**** DATA ENTRIES ****

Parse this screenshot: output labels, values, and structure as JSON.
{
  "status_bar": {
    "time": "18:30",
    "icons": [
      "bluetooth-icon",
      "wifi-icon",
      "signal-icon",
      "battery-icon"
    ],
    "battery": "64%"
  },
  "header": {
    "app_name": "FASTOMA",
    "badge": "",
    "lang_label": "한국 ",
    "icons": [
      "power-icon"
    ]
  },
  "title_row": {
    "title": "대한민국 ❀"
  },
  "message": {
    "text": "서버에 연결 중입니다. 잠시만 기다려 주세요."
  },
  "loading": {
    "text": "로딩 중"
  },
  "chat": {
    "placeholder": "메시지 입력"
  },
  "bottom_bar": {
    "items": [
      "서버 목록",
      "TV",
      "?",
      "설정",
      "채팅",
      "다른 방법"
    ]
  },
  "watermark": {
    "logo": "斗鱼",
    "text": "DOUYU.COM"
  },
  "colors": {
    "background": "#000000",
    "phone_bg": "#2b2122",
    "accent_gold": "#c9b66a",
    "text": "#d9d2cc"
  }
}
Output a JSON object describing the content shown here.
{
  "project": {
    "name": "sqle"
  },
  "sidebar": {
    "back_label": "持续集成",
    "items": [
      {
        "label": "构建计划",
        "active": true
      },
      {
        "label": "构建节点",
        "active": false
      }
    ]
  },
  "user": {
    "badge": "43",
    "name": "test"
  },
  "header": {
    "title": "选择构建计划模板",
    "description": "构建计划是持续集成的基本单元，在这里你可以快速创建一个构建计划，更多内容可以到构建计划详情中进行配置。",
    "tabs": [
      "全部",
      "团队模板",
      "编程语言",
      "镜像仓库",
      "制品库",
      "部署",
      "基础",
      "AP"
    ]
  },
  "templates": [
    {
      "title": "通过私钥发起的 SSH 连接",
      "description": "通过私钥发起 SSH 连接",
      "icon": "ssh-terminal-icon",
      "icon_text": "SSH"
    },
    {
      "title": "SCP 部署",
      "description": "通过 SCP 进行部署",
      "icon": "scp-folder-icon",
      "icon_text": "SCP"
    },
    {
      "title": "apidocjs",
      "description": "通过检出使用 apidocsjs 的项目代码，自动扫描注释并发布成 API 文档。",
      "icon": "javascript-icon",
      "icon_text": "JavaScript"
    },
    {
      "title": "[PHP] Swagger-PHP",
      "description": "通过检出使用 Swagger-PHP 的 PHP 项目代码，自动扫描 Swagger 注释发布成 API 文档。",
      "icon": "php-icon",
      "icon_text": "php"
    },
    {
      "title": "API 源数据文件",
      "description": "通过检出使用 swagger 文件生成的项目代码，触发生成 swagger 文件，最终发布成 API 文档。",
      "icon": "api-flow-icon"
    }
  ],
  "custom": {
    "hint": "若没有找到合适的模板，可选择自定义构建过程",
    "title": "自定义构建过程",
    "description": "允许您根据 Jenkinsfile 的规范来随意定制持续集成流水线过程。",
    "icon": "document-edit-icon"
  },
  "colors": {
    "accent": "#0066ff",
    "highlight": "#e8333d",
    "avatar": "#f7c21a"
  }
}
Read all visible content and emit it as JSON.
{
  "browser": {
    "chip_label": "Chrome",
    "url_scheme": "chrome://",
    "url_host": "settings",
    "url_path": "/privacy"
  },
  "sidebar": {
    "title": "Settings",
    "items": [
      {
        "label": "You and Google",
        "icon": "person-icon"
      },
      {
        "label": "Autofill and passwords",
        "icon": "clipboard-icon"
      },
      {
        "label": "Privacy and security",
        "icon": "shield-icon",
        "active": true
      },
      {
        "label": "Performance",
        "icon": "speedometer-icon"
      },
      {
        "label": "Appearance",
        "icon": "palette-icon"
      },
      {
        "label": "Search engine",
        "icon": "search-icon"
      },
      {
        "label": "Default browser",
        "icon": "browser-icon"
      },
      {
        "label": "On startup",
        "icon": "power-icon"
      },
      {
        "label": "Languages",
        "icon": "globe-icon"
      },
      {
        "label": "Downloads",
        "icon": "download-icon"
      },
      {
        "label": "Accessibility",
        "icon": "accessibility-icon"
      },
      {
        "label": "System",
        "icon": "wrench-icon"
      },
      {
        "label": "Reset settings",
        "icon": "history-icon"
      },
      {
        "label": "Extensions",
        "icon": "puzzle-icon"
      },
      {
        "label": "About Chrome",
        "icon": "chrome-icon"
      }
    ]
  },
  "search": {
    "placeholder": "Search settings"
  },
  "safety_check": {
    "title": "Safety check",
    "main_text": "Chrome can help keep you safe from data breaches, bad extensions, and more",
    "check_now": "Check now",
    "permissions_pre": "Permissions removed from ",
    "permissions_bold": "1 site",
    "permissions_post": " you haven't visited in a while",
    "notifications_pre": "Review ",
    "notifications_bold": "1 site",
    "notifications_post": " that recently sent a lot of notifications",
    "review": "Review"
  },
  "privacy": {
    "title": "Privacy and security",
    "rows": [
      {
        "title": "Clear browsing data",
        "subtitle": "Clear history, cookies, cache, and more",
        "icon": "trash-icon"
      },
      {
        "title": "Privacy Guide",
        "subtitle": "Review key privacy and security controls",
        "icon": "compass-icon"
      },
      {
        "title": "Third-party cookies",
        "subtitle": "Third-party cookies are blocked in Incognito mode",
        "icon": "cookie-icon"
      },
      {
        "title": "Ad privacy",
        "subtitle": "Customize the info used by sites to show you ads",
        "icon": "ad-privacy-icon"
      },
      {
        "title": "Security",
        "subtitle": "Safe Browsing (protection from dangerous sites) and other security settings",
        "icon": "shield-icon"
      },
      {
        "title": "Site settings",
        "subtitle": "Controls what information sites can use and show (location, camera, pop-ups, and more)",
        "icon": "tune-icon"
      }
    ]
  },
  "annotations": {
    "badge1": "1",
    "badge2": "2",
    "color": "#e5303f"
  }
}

****

**DESCRIPTION OF THE TASK**
Copy out the lines that hold "Clear".

**SOLUTION TO THIS EXERCISE**
        "title": "Clear browsing data",
        "subtitle": "Clear history, cookies, cache, and more",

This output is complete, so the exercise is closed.